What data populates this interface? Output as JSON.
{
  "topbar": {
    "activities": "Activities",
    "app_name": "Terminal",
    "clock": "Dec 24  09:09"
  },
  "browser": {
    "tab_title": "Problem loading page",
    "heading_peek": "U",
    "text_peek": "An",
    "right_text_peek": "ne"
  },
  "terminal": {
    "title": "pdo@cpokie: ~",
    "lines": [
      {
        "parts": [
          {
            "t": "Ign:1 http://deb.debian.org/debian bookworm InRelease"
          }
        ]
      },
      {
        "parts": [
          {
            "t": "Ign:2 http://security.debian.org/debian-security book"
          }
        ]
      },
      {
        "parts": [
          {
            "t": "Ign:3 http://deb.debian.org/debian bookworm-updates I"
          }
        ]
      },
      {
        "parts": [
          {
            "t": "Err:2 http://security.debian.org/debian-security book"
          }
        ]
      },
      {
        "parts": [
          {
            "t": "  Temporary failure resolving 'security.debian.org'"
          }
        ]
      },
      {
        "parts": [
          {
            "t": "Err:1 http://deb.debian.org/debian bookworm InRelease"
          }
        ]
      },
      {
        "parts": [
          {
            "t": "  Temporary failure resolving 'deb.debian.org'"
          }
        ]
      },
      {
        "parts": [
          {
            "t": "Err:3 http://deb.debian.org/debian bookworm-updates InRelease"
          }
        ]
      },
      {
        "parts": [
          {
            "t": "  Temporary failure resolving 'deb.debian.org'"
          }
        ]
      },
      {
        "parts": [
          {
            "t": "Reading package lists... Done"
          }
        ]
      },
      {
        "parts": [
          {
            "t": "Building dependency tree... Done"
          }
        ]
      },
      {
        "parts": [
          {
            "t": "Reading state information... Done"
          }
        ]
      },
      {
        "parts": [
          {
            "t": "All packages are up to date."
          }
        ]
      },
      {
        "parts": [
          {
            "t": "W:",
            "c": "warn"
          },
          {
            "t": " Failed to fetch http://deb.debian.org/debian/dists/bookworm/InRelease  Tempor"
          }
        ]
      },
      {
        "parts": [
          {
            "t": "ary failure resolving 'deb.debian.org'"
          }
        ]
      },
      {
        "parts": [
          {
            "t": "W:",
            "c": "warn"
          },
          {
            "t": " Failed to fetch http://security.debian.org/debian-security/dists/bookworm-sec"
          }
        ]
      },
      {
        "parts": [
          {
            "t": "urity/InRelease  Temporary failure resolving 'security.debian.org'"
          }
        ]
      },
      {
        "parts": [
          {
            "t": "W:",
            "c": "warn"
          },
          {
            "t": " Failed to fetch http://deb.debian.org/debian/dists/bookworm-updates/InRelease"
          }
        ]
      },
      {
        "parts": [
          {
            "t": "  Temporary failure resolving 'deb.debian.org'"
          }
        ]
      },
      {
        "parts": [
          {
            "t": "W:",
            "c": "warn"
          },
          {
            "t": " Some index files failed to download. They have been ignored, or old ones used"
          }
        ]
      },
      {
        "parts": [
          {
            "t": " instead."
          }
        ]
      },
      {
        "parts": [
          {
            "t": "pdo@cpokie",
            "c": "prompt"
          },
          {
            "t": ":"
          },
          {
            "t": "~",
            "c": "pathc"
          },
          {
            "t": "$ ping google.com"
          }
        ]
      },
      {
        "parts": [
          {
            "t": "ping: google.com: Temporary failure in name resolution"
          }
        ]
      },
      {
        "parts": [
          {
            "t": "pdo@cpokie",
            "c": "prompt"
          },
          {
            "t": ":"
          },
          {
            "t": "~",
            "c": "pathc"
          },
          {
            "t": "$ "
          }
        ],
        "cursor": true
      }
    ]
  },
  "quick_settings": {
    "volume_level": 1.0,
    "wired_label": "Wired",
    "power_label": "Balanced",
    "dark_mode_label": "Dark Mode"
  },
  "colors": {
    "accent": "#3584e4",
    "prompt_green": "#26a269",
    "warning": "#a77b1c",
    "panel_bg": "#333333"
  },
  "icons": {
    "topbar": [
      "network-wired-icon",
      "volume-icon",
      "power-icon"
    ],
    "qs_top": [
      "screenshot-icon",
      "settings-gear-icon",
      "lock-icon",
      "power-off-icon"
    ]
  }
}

━━━━━━━━━━

*GOAL*. Going over the lines above, work out how many include "security", then give only that number.

*COMPLETE ANSWER*. 5